━━━ PROVIDED INFORMATION

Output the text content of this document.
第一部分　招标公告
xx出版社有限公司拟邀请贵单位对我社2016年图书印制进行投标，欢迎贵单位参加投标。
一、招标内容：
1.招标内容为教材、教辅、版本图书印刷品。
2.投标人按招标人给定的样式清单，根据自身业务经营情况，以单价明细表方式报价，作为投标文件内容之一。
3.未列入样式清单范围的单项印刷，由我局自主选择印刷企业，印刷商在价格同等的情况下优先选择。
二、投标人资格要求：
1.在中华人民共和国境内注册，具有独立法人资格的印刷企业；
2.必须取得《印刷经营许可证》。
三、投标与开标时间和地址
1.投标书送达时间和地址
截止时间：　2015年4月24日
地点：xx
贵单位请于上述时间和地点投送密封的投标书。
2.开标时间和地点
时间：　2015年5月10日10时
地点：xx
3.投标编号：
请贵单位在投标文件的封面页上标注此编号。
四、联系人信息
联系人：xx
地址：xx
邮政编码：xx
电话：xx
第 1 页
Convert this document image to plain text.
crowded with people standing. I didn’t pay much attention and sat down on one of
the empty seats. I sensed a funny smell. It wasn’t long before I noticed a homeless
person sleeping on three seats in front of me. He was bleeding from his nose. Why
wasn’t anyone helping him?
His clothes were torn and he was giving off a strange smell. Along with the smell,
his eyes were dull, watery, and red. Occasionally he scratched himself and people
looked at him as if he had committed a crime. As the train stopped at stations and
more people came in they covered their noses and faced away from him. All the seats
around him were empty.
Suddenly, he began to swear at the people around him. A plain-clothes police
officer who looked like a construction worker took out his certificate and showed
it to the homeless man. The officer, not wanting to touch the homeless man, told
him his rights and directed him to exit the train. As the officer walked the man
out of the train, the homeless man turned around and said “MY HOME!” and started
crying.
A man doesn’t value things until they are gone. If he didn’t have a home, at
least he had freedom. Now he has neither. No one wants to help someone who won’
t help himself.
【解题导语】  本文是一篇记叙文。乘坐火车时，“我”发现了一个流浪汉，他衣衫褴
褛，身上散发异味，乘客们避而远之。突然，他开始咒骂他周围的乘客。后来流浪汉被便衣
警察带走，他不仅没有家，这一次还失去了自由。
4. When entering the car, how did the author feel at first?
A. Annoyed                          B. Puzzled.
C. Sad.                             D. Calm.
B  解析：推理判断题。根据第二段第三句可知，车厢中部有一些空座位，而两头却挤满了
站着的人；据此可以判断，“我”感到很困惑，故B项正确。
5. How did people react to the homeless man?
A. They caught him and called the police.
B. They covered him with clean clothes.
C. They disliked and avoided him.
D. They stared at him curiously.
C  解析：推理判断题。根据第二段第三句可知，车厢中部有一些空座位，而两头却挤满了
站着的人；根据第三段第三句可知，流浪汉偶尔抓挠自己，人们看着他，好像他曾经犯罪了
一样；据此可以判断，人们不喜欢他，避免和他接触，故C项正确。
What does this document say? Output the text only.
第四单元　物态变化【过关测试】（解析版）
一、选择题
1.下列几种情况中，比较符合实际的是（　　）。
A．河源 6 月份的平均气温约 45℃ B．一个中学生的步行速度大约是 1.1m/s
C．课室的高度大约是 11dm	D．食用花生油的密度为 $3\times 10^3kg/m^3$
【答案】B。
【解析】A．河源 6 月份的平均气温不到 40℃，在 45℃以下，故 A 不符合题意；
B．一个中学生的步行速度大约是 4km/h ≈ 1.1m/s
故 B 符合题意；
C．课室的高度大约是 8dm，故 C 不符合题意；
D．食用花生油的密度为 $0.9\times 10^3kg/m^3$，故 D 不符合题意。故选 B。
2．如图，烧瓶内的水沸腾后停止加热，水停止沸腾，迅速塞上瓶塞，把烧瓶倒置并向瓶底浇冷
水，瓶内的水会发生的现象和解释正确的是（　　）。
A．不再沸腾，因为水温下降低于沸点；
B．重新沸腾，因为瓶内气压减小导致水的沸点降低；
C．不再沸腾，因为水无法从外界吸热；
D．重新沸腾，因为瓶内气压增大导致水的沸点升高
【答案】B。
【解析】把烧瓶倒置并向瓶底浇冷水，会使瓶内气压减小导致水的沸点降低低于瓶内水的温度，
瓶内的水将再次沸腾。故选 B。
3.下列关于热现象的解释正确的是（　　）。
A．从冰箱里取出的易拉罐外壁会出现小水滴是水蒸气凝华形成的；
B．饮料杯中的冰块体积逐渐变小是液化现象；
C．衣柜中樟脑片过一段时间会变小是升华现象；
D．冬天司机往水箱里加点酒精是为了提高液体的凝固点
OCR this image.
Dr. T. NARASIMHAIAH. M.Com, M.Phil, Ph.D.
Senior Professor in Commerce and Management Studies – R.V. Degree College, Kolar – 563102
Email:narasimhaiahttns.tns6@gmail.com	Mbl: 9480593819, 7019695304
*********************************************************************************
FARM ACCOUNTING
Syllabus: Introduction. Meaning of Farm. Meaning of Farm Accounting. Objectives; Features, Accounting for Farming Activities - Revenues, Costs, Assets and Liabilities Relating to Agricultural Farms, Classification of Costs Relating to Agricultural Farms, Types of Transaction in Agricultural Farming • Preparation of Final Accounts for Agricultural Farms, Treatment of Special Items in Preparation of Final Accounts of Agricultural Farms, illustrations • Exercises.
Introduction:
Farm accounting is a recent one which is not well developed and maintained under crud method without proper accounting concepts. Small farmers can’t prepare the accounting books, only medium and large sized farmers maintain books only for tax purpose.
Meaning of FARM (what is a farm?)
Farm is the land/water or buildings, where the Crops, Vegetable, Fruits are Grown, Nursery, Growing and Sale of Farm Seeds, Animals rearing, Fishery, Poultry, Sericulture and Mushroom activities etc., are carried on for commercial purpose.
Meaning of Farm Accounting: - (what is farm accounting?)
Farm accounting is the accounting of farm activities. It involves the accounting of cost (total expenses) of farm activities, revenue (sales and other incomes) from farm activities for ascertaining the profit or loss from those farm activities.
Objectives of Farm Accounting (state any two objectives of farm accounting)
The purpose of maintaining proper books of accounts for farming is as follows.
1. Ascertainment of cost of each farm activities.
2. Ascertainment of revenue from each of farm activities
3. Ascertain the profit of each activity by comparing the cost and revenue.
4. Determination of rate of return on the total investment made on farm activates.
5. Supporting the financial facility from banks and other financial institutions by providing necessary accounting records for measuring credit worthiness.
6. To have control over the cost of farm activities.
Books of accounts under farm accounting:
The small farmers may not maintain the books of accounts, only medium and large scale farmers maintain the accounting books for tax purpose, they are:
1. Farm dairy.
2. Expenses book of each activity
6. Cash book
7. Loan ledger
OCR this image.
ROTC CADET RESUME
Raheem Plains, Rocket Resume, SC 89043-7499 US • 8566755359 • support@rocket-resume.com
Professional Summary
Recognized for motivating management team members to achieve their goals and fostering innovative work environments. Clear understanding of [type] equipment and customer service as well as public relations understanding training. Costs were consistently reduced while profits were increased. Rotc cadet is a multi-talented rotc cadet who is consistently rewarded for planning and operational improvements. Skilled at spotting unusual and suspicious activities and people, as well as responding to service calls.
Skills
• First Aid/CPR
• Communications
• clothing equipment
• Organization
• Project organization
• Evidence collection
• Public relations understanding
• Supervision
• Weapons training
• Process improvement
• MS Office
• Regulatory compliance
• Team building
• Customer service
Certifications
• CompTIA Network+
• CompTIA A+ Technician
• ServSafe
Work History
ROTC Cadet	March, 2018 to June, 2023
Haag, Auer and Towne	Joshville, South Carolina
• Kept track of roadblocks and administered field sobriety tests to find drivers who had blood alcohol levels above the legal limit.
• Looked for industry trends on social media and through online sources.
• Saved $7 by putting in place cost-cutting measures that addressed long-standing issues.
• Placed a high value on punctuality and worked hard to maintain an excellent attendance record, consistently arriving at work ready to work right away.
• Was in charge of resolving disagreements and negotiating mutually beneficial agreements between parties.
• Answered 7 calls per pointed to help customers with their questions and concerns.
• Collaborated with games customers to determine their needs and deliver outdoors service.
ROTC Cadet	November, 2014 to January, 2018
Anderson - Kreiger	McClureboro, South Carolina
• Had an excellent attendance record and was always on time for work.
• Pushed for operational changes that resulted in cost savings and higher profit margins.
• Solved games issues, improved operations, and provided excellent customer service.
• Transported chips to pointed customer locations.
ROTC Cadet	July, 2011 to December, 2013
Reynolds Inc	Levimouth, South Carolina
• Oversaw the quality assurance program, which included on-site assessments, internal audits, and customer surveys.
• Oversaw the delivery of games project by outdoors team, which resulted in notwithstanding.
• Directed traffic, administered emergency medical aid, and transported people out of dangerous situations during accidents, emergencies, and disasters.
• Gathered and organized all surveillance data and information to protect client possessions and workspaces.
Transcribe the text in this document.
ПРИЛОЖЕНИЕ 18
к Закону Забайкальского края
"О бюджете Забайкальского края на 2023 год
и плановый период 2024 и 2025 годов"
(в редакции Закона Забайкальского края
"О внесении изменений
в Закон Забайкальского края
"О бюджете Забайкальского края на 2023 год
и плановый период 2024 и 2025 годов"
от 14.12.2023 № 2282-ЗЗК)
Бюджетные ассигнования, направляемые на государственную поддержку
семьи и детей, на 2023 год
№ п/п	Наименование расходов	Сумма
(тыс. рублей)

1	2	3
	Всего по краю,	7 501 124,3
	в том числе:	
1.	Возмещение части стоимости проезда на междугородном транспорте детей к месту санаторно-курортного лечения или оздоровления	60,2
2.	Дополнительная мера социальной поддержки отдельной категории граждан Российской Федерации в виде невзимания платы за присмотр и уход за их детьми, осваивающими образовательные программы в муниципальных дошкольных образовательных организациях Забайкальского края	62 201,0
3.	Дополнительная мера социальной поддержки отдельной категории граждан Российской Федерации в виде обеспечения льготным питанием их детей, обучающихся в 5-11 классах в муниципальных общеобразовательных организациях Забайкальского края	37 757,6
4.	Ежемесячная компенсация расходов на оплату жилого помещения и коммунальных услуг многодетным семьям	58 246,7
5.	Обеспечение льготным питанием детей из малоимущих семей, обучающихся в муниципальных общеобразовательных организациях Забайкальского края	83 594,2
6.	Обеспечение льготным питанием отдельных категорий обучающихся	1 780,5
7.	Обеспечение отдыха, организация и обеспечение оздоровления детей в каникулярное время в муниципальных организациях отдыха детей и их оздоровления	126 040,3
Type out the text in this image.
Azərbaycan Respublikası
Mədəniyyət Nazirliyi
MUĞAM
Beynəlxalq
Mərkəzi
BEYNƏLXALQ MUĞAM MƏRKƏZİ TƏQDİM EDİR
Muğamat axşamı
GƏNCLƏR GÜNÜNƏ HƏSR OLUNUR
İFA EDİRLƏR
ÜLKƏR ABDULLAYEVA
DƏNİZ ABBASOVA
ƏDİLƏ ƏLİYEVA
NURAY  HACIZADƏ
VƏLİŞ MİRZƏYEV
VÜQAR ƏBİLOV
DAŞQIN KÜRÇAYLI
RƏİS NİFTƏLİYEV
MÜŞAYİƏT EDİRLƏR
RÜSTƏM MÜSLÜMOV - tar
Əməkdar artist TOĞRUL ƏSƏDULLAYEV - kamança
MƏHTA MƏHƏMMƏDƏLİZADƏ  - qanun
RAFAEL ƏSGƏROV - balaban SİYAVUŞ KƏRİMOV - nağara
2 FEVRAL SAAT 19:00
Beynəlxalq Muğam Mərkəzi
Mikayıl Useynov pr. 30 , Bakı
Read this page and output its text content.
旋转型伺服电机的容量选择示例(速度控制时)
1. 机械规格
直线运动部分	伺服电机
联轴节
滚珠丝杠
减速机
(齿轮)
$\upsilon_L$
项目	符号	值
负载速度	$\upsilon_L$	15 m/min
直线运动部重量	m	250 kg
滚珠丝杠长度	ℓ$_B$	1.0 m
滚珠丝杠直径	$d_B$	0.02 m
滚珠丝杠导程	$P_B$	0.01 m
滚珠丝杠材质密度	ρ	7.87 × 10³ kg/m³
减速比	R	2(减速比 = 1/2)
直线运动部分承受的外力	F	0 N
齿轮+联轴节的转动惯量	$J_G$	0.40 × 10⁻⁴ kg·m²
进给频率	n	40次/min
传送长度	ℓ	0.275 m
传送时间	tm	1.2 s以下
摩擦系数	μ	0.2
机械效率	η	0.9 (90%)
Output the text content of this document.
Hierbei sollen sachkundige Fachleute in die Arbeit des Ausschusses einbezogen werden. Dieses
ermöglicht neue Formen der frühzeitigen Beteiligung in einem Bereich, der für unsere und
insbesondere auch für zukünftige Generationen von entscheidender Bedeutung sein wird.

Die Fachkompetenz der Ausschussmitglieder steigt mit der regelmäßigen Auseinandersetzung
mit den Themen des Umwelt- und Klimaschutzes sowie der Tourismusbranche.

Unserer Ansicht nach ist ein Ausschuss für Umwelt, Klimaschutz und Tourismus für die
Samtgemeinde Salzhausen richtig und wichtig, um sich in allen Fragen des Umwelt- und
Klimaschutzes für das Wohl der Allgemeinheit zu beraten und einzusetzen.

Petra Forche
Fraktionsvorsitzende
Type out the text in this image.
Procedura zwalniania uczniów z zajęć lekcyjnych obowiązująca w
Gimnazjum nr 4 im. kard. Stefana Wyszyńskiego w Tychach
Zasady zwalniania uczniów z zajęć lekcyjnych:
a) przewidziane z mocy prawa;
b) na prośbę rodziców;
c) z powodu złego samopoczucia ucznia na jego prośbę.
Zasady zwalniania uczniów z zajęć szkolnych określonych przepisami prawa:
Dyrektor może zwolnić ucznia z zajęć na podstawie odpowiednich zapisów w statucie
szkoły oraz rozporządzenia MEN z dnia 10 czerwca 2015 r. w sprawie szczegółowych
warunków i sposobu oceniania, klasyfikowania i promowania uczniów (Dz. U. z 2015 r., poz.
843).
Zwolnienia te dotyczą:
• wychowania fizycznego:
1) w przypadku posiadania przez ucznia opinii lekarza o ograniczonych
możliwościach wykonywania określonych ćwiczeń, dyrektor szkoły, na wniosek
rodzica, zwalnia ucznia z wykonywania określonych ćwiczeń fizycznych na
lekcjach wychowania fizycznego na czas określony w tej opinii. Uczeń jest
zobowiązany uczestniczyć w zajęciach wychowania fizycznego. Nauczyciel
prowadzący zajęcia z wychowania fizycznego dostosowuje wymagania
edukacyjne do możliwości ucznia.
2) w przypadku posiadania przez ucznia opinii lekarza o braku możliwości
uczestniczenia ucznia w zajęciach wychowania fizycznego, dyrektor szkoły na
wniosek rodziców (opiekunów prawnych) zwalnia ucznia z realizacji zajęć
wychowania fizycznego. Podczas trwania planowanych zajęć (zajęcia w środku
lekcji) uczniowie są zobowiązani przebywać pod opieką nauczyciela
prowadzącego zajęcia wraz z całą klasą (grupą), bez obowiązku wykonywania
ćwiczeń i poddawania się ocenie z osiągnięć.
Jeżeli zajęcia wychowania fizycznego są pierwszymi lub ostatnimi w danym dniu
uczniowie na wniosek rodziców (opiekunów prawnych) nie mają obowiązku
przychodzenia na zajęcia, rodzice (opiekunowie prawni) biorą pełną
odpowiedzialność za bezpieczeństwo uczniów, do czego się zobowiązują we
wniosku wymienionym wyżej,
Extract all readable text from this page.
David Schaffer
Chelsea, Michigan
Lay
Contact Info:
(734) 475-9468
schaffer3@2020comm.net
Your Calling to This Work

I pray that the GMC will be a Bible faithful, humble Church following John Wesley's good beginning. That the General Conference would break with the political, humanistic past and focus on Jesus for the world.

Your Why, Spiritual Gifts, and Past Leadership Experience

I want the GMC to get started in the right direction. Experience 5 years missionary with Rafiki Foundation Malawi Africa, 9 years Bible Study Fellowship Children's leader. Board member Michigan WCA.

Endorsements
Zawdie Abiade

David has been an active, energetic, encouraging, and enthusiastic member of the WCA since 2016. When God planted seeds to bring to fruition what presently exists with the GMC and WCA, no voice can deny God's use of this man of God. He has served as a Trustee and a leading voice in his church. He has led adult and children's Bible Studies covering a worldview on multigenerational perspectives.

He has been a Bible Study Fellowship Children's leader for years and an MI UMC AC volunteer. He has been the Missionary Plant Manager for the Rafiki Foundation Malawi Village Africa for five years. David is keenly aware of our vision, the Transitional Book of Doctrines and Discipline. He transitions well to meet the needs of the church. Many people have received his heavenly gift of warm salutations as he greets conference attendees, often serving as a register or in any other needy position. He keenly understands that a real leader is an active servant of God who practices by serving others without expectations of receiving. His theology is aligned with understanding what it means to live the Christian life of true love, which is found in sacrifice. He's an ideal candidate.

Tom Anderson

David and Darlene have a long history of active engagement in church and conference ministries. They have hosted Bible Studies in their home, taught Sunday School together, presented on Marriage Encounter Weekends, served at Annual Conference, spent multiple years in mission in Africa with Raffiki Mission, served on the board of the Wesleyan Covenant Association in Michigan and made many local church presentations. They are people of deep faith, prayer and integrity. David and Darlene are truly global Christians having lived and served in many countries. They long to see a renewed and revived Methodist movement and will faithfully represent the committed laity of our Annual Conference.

━━━━━━

• SHORT TASK: Gather up, from the records above, each line where the word "large" appears.

• TASK ANSWER:
Farm accounting is a recent one which is not well developed and maintained under crud method without proper accounting concepts. Small farmers can’t prepare the accounting books, only medium and large sized farmers maintain books only for tax purpose.
The small farmers may not maintain the books of accounts, only medium and large scale farmers maintain the accounting books for tax purpose, they are:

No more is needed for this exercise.